[RECORDS SUPPLIED Boundary: Start]

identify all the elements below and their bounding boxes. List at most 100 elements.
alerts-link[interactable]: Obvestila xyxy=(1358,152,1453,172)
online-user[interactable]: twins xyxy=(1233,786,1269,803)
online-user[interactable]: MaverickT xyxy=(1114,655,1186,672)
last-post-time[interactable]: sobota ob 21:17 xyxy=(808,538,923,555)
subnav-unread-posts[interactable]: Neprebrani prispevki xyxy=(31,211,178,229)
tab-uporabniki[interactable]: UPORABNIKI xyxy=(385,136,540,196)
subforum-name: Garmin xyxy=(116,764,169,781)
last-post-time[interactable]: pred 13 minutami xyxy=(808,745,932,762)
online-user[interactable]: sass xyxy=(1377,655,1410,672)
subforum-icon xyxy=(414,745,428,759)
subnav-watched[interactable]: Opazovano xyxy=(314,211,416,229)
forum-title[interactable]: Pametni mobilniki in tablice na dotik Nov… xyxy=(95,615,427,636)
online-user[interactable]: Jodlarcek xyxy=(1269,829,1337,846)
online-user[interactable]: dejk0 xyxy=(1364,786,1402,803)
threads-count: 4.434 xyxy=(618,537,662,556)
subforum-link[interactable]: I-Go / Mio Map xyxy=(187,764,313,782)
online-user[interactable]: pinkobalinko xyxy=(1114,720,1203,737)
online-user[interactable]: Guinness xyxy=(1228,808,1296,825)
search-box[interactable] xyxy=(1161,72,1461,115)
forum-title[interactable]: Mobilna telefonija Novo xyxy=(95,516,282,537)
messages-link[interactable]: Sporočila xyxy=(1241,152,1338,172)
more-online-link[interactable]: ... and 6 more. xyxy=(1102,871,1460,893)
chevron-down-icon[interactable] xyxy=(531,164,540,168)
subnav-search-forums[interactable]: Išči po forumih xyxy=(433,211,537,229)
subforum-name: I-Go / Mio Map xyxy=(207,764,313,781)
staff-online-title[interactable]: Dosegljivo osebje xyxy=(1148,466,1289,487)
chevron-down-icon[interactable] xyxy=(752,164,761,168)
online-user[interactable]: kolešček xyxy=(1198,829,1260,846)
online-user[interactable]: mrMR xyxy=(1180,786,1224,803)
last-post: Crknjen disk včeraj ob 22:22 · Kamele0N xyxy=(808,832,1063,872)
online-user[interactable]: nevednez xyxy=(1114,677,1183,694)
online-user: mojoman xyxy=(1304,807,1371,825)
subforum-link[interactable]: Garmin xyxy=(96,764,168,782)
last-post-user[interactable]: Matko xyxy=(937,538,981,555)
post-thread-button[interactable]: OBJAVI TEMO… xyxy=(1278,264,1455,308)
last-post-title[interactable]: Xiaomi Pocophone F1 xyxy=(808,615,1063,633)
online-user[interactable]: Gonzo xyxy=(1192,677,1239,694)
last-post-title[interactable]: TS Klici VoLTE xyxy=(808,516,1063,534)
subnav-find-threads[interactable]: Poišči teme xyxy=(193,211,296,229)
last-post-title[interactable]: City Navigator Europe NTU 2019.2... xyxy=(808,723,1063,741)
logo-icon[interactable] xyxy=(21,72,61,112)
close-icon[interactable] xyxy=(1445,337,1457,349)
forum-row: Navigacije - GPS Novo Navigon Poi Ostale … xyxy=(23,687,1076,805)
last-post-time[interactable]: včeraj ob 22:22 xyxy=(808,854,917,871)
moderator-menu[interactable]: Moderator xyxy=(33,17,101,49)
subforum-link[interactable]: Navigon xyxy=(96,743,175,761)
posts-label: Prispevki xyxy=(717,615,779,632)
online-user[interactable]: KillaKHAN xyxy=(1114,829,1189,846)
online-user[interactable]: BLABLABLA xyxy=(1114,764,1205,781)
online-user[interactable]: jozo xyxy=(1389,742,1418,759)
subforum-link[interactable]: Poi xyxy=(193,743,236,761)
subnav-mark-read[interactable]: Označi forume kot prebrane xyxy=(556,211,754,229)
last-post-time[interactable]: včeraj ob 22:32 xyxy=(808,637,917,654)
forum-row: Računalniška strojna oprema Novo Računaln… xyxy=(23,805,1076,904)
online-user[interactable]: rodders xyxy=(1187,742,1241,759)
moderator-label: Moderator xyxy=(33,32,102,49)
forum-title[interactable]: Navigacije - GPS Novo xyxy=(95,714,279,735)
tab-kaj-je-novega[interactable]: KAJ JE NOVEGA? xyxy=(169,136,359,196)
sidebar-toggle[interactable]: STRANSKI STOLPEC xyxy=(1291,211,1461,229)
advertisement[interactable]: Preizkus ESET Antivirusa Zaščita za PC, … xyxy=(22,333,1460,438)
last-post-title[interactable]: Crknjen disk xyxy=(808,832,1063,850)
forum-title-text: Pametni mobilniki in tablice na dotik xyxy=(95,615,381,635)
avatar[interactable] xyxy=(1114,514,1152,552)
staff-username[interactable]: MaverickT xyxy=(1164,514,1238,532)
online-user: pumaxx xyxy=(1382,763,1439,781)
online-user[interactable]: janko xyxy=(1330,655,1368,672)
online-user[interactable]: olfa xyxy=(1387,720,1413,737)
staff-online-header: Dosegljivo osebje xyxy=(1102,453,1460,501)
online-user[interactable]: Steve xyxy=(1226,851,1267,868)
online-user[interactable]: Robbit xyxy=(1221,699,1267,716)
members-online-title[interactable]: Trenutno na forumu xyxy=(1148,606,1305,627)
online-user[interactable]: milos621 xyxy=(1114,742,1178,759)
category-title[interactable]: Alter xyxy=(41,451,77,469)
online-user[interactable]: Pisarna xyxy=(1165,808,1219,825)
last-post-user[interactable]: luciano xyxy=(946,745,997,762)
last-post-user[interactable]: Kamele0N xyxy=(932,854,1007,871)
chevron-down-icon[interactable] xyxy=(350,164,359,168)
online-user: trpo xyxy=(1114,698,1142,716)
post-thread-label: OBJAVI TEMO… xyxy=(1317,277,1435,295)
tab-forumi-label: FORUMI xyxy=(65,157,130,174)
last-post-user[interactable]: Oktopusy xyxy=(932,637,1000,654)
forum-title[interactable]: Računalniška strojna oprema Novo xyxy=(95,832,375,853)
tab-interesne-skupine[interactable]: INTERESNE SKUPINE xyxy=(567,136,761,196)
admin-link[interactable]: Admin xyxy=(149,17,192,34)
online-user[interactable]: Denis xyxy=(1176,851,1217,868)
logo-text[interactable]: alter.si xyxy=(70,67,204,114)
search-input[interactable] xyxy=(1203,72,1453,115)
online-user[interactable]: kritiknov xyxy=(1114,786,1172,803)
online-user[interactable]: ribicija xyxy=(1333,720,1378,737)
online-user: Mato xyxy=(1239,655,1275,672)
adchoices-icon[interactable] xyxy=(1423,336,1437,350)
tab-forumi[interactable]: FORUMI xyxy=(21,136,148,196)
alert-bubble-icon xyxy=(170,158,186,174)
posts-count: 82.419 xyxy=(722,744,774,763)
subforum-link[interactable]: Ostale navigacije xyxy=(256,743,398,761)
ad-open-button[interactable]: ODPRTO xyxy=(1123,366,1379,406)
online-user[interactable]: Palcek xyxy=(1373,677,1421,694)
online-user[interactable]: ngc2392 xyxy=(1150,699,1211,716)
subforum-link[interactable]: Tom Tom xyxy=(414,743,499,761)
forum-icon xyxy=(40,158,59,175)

[RECORDS SUPPLIED Boundary: End]

» **WORK INSTRUCTION**
Pick each line holding the word "včeraj" out of the data and copy it.

» **FINAL ANSWER**
last-post: Crknjen disk včeraj ob 22:22 · Kamele0N xyxy=(808,832,1063,872)
last-post-time[interactable]: včeraj ob 22:22 xyxy=(808,854,917,871)
last-post-time[interactable]: včeraj ob 22:32 xyxy=(808,637,917,654)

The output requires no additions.